* _What is expected_: Every entry must be copied word for word.

::: Records supplied

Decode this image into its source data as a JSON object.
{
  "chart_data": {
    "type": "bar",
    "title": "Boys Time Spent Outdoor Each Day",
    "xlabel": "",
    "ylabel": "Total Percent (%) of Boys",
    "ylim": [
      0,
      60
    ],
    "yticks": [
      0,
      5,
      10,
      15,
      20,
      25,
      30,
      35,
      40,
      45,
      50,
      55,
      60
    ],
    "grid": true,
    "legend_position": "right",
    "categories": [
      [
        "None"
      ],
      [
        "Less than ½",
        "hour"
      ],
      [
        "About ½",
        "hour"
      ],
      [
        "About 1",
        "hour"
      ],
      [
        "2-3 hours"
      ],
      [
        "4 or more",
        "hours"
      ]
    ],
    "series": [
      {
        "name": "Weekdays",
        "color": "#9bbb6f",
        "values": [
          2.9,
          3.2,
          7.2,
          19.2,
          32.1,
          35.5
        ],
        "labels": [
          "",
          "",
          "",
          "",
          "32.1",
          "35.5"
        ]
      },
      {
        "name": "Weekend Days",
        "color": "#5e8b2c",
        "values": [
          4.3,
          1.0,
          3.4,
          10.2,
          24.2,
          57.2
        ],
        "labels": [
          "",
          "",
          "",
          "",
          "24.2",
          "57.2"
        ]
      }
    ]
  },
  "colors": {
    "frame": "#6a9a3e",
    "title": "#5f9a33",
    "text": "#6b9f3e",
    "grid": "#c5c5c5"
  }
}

::::::

* _Correct answer_:
Decode this image into its source data as a JSON object.
{
  "chart_data": {
    "type": "bar",
    "title": "Boys Time Spent Outdoor Each Day",
    "xlabel": "",
    "ylabel": "Total Percent (%) of Boys",
    "ylim": [
      0,
      60
    ],
    "yticks": [
      0,
      5,
      10,
      15,
      20,
      25,
      30,
      35,
      40,
      45,
      50,
      55,
      60
    ],
    "grid": true,
    "legend_position": "right",
    "categories": [
      [
        "None"
      ],
      [
        "Less than ½",
        "hour"
      ],
      [
        "About ½",
        "hour"
      ],
      [
        "About 1",
        "hour"
      ],
      [
        "2-3 hours"
      ],
      [
        "4 or more",
        "hours"
      ]
    ],
    "series": [
      {
        "name": "Weekdays",
        "color": "#9bbb6f",
        "values": [
          2.9,
          3.2,
          7.2,
          19.2,
          32.1,
          35.5
        ],
        "labels": [
          "",
          "",
          "",
          "",
          "32.1",
          "35.5"
        ]
      },
      {
        "name": "Weekend Days",
        "color": "#5e8b2c",
        "values": [
          4.3,
          1.0,
          3.4,
          10.2,
          24.2,
          57.2
        ],
        "labels": [
          "",
          "",
          "",
          "",
          "24.2",
          "57.2"
        ]
      }
    ]
  },
  "colors": {
    "frame": "#6a9a3e",
    "title": "#5f9a33",
    "text": "#6b9f3e",
    "grid": "#c5c5c5"
  }
}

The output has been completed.